**Exercise aim**
Give the data below again exactly as written, without its pictures.

**Data entries**
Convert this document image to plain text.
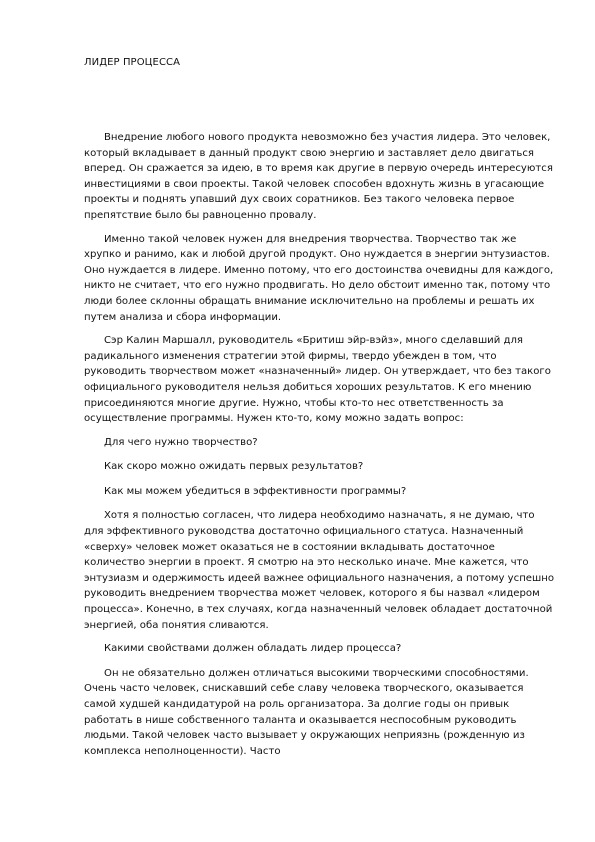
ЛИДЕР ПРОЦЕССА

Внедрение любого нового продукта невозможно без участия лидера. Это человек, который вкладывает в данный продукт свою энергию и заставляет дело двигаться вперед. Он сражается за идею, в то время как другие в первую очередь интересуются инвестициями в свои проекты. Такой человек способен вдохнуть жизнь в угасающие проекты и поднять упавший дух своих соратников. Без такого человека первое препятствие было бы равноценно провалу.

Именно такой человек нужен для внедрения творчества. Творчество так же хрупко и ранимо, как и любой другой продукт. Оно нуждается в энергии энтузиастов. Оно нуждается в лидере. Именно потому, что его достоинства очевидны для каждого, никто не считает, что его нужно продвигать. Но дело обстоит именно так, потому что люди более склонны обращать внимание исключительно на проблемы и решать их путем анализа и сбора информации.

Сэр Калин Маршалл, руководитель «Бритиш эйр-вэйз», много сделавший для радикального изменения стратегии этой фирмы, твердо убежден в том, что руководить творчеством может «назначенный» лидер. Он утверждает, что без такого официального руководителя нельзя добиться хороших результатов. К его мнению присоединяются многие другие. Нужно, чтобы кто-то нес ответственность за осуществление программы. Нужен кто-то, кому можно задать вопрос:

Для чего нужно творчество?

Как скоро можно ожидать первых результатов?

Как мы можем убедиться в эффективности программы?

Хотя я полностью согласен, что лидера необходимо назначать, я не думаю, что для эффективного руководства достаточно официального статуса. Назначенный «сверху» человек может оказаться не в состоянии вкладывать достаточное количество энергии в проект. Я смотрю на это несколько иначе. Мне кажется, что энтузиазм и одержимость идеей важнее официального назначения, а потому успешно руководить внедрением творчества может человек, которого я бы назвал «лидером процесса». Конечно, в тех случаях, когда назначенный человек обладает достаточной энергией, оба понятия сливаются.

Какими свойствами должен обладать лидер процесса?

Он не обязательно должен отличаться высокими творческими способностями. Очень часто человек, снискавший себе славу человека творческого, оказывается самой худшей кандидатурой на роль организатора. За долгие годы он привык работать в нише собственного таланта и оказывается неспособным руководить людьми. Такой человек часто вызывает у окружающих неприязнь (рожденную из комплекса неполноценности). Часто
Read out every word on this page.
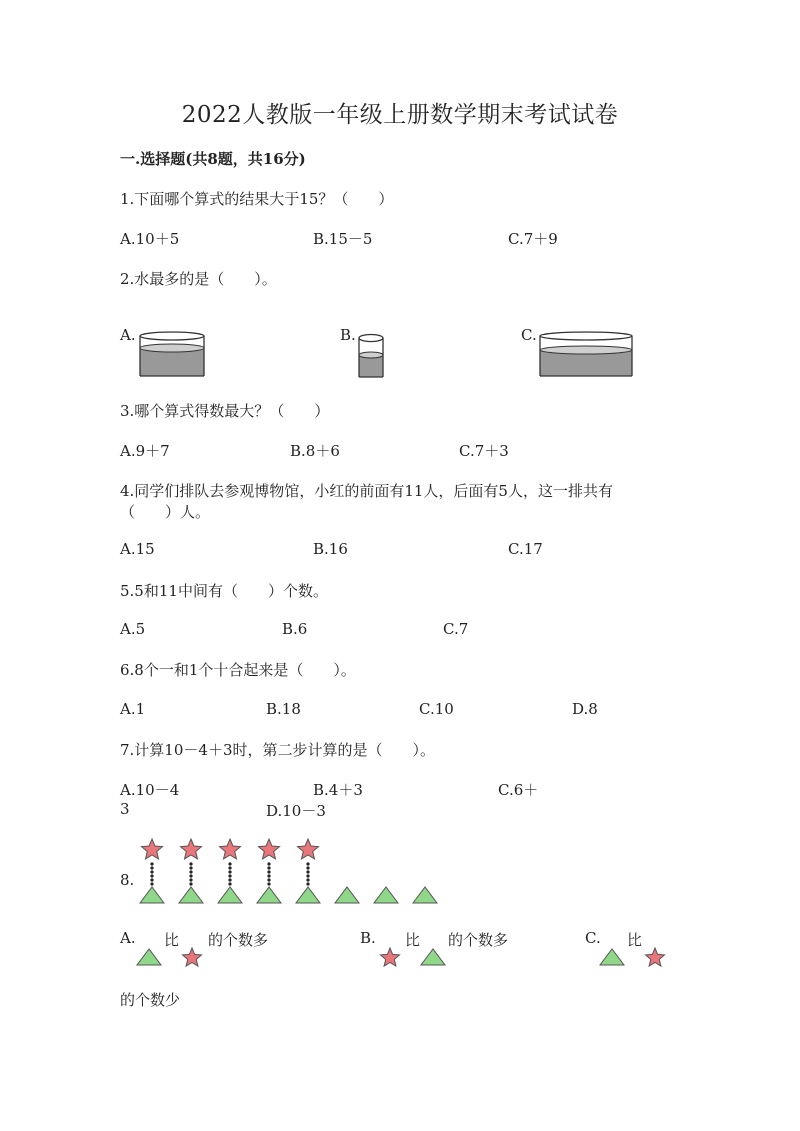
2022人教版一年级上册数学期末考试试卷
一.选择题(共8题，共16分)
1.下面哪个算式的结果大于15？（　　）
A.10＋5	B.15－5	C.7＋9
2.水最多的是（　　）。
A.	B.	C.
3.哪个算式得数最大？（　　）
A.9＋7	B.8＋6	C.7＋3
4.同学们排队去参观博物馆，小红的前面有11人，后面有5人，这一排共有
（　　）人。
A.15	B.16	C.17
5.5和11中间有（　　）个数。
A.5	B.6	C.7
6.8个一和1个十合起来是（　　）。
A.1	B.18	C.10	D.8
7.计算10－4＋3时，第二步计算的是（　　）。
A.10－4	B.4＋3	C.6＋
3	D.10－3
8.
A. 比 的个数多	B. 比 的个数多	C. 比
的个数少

**Result for this exercise**
Convert this document image to plain text.
ЛИДЕР ПРОЦЕССА

Внедрение любого нового продукта невозможно без участия лидера. Это человек, который вкладывает в данный продукт свою энергию и заставляет дело двигаться вперед. Он сражается за идею, в то время как другие в первую очередь интересуются инвестициями в свои проекты. Такой человек способен вдохнуть жизнь в угасающие проекты и поднять упавший дух своих соратников. Без такого человека первое препятствие было бы равноценно провалу.

Именно такой человек нужен для внедрения творчества. Творчество так же хрупко и ранимо, как и любой другой продукт. Оно нуждается в энергии энтузиастов. Оно нуждается в лидере. Именно потому, что его достоинства очевидны для каждого, никто не считает, что его нужно продвигать. Но дело обстоит именно так, потому что люди более склонны обращать внимание исключительно на проблемы и решать их путем анализа и сбора информации.

Сэр Калин Маршалл, руководитель «Бритиш эйр-вэйз», много сделавший для радикального изменения стратегии этой фирмы, твердо убежден в том, что руководить творчеством может «назначенный» лидер. Он утверждает, что без такого официального руководителя нельзя добиться хороших результатов. К его мнению присоединяются многие другие. Нужно, чтобы кто-то нес ответственность за осуществление программы. Нужен кто-то, кому можно задать вопрос:

Для чего нужно творчество?

Как скоро можно ожидать первых результатов?

Как мы можем убедиться в эффективности программы?

Хотя я полностью согласен, что лидера необходимо назначать, я не думаю, что для эффективного руководства достаточно официального статуса. Назначенный «сверху» человек может оказаться не в состоянии вкладывать достаточное количество энергии в проект. Я смотрю на это несколько иначе. Мне кажется, что энтузиазм и одержимость идеей важнее официального назначения, а потому успешно руководить внедрением творчества может человек, которого я бы назвал «лидером процесса». Конечно, в тех случаях, когда назначенный человек обладает достаточной энергией, оба понятия сливаются.

Какими свойствами должен обладать лидер процесса?

Он не обязательно должен отличаться высокими творческими способностями. Очень часто человек, снискавший себе славу человека творческого, оказывается самой худшей кандидатурой на роль организатора. За долгие годы он привык работать в нише собственного таланта и оказывается неспособным руководить людьми. Такой человек часто вызывает у окружающих неприязнь (рожденную из комплекса неполноценности). Часто
Read out every word on this page.
2022人教版一年级上册数学期末考试试卷
一.选择题(共8题，共16分)
1.下面哪个算式的结果大于15？（　　）
A.10＋5	B.15－5	C.7＋9
2.水最多的是（　　）。
A.	B.	C.
3.哪个算式得数最大？（　　）
A.9＋7	B.8＋6	C.7＋3
4.同学们排队去参观博物馆，小红的前面有11人，后面有5人，这一排共有
（　　）人。
A.15	B.16	C.17
5.5和11中间有（　　）个数。
A.5	B.6	C.7
6.8个一和1个十合起来是（　　）。
A.1	B.18	C.10	D.8
7.计算10－4＋3时，第二步计算的是（　　）。
A.10－4	B.4＋3	C.6＋
3	D.10－3
8.
A. 比 的个数多	B. 比 的个数多	C. 比
的个数少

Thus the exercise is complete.